-- start --
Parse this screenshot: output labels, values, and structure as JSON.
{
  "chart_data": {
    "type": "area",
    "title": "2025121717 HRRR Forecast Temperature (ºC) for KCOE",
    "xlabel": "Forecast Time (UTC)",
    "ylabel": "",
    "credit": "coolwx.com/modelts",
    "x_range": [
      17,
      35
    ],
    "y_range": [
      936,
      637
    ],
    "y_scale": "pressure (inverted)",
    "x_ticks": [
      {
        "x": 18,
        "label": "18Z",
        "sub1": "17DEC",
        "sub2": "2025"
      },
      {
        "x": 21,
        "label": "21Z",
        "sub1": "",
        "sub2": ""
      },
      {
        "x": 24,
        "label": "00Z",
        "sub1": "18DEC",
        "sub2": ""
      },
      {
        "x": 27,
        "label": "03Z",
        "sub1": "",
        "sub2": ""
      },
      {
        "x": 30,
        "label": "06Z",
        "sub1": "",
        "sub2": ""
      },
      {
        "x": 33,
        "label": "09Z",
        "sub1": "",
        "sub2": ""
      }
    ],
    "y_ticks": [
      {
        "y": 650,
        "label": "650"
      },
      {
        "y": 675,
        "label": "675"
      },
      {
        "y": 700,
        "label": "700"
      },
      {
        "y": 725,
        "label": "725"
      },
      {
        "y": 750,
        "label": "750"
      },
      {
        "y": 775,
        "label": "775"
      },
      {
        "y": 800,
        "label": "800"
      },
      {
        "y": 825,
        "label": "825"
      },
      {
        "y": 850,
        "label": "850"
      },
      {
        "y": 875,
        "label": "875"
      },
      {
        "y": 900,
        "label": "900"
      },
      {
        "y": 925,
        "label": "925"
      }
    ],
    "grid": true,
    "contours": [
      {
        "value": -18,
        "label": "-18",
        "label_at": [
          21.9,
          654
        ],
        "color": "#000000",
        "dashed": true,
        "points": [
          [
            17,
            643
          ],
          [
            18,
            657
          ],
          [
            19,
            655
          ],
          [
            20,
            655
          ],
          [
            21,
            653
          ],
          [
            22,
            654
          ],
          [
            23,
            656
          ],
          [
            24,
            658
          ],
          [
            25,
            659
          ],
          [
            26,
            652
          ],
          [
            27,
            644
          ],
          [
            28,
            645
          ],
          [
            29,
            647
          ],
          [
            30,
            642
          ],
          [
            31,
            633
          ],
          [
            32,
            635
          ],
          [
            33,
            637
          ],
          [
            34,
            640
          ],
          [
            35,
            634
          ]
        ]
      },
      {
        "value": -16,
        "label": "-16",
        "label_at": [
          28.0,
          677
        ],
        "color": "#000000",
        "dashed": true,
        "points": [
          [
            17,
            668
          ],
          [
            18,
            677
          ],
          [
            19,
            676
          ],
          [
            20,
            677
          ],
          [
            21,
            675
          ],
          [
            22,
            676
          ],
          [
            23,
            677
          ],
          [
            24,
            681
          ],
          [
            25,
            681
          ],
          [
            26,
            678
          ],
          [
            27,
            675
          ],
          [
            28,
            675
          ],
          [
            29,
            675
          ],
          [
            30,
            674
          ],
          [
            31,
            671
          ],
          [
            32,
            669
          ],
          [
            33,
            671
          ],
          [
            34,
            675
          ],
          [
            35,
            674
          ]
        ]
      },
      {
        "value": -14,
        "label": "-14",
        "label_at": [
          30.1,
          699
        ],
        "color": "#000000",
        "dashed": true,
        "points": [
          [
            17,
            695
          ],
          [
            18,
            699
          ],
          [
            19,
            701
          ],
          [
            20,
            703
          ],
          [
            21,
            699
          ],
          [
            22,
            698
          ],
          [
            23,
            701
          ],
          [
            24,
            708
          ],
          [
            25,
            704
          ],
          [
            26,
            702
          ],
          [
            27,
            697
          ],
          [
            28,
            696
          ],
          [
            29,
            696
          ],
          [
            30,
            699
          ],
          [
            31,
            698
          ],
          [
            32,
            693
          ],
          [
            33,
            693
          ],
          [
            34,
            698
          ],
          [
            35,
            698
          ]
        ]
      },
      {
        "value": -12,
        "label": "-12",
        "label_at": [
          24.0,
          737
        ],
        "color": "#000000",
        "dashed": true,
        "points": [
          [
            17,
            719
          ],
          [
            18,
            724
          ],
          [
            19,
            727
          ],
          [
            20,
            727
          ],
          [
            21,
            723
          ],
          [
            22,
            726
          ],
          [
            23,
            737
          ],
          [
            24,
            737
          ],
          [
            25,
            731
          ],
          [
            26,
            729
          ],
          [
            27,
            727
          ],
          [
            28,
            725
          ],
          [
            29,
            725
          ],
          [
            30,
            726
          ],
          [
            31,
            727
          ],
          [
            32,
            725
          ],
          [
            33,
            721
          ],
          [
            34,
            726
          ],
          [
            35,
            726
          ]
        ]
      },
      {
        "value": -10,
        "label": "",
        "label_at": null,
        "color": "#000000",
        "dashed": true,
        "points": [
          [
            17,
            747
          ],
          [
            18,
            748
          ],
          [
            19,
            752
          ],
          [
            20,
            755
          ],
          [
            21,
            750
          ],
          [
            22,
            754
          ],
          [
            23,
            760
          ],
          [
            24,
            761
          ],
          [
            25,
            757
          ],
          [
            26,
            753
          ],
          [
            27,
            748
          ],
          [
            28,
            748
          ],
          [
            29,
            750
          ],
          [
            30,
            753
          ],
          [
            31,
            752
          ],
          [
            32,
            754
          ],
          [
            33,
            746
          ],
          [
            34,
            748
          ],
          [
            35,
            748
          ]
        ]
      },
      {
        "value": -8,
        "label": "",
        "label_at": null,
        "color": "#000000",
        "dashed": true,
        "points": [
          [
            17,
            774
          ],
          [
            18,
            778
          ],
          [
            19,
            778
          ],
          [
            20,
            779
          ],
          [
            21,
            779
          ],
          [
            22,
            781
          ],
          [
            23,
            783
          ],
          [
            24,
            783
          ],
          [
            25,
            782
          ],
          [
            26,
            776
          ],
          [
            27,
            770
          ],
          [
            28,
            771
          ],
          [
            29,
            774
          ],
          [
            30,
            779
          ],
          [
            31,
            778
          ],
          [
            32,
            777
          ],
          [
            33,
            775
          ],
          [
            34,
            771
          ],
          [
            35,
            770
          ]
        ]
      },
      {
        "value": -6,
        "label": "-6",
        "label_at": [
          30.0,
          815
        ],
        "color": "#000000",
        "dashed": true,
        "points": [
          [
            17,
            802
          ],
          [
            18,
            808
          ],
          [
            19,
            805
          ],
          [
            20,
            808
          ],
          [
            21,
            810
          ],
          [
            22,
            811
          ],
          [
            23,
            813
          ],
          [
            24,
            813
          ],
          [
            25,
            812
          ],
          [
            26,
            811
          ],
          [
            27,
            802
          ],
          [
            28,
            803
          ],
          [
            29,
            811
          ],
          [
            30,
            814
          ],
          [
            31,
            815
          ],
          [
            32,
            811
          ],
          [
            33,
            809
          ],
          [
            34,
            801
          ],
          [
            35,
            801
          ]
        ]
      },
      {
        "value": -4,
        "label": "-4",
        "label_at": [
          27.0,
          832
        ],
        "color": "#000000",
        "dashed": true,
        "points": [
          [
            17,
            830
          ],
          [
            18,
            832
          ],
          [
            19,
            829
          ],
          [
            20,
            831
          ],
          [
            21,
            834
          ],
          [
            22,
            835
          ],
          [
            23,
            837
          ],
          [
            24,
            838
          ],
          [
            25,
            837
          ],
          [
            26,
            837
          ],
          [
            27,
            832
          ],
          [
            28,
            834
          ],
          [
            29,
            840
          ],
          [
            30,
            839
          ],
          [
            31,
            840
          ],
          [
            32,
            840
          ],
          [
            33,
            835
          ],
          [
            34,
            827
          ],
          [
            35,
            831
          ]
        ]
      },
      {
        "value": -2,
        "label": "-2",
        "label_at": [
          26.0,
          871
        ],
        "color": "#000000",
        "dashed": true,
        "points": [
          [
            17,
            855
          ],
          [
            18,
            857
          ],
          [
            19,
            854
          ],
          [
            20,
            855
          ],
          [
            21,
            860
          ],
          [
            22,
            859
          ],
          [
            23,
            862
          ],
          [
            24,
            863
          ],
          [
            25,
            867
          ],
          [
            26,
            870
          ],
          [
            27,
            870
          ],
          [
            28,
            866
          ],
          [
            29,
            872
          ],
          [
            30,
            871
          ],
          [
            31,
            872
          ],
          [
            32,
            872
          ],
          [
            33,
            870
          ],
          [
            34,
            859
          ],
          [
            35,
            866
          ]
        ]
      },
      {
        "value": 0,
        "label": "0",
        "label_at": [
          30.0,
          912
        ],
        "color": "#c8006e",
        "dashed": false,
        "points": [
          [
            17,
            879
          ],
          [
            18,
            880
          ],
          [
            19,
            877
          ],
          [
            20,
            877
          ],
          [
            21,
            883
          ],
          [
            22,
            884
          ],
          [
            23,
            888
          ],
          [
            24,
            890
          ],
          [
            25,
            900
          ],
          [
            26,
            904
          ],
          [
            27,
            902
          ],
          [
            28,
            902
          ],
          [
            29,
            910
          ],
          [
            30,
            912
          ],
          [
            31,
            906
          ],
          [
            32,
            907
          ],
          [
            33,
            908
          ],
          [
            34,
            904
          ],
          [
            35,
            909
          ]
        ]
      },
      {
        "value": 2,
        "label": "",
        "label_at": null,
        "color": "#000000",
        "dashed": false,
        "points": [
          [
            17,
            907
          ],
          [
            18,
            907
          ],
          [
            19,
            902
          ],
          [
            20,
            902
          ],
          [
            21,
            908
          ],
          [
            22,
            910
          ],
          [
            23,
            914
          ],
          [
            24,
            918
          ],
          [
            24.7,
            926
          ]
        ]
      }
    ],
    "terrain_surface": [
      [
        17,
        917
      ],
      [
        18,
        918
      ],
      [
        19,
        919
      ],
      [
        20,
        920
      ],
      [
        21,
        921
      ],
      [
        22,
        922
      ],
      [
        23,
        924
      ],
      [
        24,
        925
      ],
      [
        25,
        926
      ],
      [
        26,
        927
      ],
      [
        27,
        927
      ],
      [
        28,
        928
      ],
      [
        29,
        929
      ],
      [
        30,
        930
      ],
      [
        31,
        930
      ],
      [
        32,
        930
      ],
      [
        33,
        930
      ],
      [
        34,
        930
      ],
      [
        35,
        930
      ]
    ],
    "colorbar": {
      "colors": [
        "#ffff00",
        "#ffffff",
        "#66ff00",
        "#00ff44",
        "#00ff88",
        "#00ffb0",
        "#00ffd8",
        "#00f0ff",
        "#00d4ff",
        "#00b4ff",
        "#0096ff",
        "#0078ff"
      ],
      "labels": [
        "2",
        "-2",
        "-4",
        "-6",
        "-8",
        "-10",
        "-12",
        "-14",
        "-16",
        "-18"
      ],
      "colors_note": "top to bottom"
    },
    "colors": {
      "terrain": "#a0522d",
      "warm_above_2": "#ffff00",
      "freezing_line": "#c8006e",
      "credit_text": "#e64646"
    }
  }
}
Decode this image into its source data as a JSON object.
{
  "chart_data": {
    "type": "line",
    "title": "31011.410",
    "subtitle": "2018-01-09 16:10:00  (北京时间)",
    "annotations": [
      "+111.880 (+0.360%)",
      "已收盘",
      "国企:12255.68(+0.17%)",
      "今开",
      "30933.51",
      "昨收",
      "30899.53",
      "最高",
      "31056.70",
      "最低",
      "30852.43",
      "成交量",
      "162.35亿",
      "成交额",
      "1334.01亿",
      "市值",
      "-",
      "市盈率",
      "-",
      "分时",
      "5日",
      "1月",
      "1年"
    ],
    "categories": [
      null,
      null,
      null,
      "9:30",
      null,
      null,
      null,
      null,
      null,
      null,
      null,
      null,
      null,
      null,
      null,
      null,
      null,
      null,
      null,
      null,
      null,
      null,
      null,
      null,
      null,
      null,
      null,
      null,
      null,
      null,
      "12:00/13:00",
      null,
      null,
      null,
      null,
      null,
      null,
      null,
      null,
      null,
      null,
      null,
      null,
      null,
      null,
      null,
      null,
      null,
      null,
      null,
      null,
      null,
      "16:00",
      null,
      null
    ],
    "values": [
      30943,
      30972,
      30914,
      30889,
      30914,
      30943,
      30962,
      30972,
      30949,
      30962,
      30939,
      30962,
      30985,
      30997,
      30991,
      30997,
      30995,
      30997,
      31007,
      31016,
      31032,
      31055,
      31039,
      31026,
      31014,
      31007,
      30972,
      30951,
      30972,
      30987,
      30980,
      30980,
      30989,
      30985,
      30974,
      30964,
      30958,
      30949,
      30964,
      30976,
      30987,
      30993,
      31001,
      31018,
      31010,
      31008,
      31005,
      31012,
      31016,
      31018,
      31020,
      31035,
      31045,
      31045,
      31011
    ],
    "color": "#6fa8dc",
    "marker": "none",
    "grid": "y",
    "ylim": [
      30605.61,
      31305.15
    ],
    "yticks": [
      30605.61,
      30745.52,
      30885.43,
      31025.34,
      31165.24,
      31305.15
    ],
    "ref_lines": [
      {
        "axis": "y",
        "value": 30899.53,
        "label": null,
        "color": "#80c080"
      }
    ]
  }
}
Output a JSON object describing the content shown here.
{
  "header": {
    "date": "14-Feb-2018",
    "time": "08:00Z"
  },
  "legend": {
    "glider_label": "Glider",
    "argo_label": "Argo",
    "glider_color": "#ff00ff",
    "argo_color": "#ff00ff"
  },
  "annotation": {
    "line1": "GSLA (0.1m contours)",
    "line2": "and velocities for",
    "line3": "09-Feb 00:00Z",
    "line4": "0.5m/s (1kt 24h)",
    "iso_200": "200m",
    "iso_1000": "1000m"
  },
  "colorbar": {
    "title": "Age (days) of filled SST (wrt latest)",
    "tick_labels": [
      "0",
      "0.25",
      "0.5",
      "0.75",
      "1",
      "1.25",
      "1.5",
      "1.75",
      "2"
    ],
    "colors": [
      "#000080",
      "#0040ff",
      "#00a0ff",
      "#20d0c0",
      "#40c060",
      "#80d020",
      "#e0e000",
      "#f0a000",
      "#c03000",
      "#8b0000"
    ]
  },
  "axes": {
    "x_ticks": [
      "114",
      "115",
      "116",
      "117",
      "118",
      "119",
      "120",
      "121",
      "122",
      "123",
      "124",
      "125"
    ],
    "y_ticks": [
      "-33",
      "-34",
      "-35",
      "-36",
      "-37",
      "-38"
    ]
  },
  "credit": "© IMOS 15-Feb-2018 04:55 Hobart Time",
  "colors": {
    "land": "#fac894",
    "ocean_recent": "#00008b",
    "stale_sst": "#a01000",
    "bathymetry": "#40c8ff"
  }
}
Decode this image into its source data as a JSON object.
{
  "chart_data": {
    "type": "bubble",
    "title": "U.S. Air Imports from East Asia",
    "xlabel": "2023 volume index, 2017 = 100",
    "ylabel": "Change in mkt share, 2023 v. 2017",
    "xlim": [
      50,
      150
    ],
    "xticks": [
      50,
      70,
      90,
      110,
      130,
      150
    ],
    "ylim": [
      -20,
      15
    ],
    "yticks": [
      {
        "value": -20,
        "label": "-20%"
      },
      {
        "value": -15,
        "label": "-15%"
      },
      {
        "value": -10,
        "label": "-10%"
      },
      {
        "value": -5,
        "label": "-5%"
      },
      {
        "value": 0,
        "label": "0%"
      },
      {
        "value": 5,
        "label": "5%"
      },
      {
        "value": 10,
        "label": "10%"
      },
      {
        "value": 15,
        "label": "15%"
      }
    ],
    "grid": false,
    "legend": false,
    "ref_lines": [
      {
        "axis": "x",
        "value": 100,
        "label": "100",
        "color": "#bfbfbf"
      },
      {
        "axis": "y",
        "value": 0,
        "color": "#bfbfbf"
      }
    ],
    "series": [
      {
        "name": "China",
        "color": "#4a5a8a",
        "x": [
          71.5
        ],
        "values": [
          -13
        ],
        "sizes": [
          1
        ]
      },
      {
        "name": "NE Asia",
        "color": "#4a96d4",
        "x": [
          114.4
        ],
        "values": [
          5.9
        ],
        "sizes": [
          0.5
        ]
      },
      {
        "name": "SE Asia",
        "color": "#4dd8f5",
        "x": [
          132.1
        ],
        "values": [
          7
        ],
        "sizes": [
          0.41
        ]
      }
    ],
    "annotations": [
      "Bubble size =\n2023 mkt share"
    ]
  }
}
-- end --
SET PROBLEM: Gather and return every line that holds the string "ylabel".

ANSWER TO THIS PROBLEM:
    "ylabel": "",
    "ylabel": "Change in mkt share, 2023 v. 2017",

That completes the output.